# LISTED ENTRIES

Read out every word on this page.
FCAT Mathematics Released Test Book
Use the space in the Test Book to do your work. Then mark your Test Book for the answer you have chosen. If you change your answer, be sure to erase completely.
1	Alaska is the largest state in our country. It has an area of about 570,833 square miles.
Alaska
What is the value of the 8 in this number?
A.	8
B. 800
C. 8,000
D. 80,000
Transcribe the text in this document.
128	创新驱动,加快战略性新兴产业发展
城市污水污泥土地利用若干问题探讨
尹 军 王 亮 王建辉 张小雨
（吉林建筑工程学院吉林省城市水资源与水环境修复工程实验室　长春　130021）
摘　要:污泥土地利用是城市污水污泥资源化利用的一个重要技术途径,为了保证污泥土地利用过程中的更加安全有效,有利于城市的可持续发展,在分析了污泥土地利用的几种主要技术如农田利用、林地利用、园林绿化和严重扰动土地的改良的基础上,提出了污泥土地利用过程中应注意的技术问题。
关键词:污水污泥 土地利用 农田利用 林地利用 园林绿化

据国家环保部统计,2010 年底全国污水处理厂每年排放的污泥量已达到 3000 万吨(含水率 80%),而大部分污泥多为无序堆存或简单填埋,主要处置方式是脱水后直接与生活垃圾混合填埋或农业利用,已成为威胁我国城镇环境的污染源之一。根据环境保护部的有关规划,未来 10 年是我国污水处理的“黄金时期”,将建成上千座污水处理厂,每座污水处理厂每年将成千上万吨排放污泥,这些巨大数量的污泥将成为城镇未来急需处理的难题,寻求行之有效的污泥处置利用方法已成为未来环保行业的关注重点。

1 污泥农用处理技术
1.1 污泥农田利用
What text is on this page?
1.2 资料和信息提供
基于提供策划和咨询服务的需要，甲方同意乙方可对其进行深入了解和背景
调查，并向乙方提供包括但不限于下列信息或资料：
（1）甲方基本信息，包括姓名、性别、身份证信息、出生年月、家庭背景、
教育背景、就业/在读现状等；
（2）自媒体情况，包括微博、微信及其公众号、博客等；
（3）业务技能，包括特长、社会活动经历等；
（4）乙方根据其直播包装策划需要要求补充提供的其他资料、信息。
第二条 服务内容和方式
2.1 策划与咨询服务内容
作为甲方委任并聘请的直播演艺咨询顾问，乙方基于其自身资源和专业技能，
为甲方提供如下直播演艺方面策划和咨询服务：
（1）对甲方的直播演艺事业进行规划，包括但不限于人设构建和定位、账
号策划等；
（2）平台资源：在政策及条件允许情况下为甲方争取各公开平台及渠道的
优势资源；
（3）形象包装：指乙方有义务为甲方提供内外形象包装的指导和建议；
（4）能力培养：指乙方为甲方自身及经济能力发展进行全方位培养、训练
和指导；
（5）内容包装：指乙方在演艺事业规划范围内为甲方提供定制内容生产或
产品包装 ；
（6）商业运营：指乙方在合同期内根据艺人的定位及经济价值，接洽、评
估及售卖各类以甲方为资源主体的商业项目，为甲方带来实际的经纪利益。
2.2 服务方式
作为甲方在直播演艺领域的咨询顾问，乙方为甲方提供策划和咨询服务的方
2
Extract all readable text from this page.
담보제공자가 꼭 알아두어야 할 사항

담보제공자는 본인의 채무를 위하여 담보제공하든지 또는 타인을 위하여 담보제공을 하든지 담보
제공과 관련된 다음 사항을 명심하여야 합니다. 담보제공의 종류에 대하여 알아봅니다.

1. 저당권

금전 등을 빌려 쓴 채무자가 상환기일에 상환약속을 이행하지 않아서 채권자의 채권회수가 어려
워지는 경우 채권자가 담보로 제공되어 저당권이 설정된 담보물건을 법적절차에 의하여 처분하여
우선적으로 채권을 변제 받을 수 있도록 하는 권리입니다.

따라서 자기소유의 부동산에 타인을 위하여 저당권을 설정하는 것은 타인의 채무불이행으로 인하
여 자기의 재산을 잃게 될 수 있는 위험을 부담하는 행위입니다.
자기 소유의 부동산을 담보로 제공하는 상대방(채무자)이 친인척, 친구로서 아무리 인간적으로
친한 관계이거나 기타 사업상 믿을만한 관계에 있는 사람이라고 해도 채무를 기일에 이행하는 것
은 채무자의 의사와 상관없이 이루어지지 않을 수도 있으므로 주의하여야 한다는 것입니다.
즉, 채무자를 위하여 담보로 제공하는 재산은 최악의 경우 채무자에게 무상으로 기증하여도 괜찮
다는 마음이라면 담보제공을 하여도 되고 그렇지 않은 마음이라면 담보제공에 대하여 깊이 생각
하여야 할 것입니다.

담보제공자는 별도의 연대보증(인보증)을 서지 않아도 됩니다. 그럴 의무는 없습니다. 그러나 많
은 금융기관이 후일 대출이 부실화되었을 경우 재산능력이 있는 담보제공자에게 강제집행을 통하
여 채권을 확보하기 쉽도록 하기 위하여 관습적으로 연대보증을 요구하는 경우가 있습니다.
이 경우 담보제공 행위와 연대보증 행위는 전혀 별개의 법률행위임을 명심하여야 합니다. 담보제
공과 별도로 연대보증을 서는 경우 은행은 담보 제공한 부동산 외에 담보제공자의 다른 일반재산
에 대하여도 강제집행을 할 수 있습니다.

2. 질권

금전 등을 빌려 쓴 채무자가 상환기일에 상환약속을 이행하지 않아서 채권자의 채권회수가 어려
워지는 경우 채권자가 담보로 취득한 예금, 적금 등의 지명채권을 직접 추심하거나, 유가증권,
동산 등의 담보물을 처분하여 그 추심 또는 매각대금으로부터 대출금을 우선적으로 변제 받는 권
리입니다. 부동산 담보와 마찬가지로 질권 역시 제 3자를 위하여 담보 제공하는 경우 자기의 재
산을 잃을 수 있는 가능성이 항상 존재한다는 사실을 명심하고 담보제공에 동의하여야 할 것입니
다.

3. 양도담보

# SHORT TASK
In the records above, collect each line with "있습니다".

# RESPONSE
여 채권을 확보하기 쉽도록 하기 위하여 관습적으로 연대보증을 요구하는 경우가 있습니다.
에 대하여도 강제집행을 할 수 있습니다.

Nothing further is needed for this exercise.